- DO THIS
Pictures in the data below are not part of the copy; transcribe everything else exactly.

- RECORDS PROVIDED
──────────────────────────────

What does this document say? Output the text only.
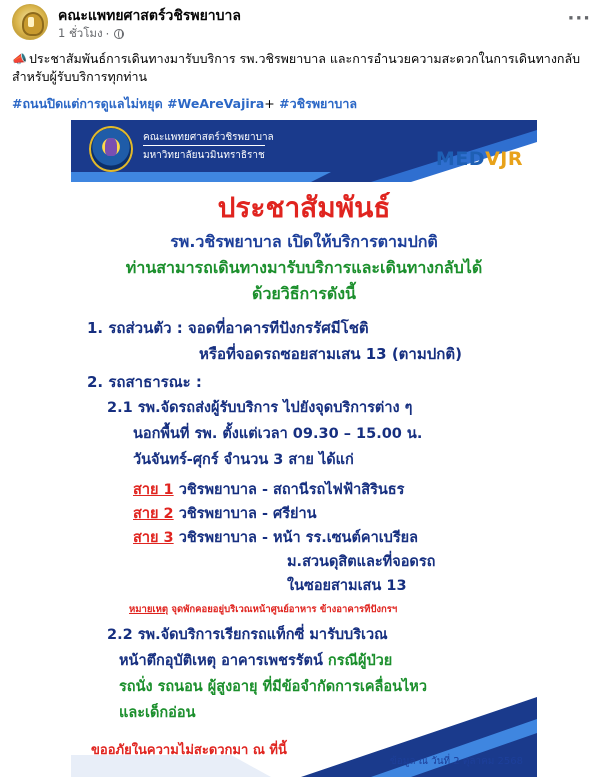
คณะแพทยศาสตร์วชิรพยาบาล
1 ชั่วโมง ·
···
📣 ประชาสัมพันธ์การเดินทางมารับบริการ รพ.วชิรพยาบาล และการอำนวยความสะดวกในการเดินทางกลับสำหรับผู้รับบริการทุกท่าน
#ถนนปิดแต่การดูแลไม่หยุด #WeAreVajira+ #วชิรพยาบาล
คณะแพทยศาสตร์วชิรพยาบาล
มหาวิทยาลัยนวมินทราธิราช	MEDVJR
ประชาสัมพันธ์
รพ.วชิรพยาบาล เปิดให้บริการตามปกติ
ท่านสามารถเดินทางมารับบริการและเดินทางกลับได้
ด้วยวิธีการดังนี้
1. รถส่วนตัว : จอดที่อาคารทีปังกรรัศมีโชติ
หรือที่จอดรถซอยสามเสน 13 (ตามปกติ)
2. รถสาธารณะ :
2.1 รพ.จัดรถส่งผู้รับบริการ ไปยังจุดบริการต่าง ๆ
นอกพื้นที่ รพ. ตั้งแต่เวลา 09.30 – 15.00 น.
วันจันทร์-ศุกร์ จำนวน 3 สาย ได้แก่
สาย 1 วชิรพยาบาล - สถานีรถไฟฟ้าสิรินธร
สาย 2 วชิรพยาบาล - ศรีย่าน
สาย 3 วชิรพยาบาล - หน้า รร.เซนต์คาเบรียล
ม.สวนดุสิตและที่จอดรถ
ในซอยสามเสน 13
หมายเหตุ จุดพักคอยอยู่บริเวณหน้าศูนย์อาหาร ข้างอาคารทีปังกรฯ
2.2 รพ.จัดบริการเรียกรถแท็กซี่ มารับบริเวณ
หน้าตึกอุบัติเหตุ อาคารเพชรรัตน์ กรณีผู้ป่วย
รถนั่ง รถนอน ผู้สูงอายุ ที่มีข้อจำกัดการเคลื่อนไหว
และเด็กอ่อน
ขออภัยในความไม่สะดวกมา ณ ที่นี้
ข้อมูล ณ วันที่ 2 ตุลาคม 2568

──────────────────────────────

- FULL RESPONSE
What does this document say? Output the text only.
คณะแพทยศาสตร์วชิรพยาบาล
1 ชั่วโมง ·
···
📣 ประชาสัมพันธ์การเดินทางมารับบริการ รพ.วชิรพยาบาล และการอำนวยความสะดวกในการเดินทางกลับสำหรับผู้รับบริการทุกท่าน
#ถนนปิดแต่การดูแลไม่หยุด #WeAreVajira+ #วชิรพยาบาล
คณะแพทยศาสตร์วชิรพยาบาล
มหาวิทยาลัยนวมินทราธิราช	MEDVJR
ประชาสัมพันธ์
รพ.วชิรพยาบาล เปิดให้บริการตามปกติ
ท่านสามารถเดินทางมารับบริการและเดินทางกลับได้
ด้วยวิธีการดังนี้
1. รถส่วนตัว : จอดที่อาคารทีปังกรรัศมีโชติ
หรือที่จอดรถซอยสามเสน 13 (ตามปกติ)
2. รถสาธารณะ :
2.1 รพ.จัดรถส่งผู้รับบริการ ไปยังจุดบริการต่าง ๆ
นอกพื้นที่ รพ. ตั้งแต่เวลา 09.30 – 15.00 น.
วันจันทร์-ศุกร์ จำนวน 3 สาย ได้แก่
สาย 1 วชิรพยาบาล - สถานีรถไฟฟ้าสิรินธร
สาย 2 วชิรพยาบาล - ศรีย่าน
สาย 3 วชิรพยาบาล - หน้า รร.เซนต์คาเบรียล
ม.สวนดุสิตและที่จอดรถ
ในซอยสามเสน 13
หมายเหตุ จุดพักคอยอยู่บริเวณหน้าศูนย์อาหาร ข้างอาคารทีปังกรฯ
2.2 รพ.จัดบริการเรียกรถแท็กซี่ มารับบริเวณ
หน้าตึกอุบัติเหตุ อาคารเพชรรัตน์ กรณีผู้ป่วย
รถนั่ง รถนอน ผู้สูงอายุ ที่มีข้อจำกัดการเคลื่อนไหว
และเด็กอ่อน
ขออภัยในความไม่สะดวกมา ณ ที่นี้
ข้อมูล ณ วันที่ 2 ตุลาคม 2568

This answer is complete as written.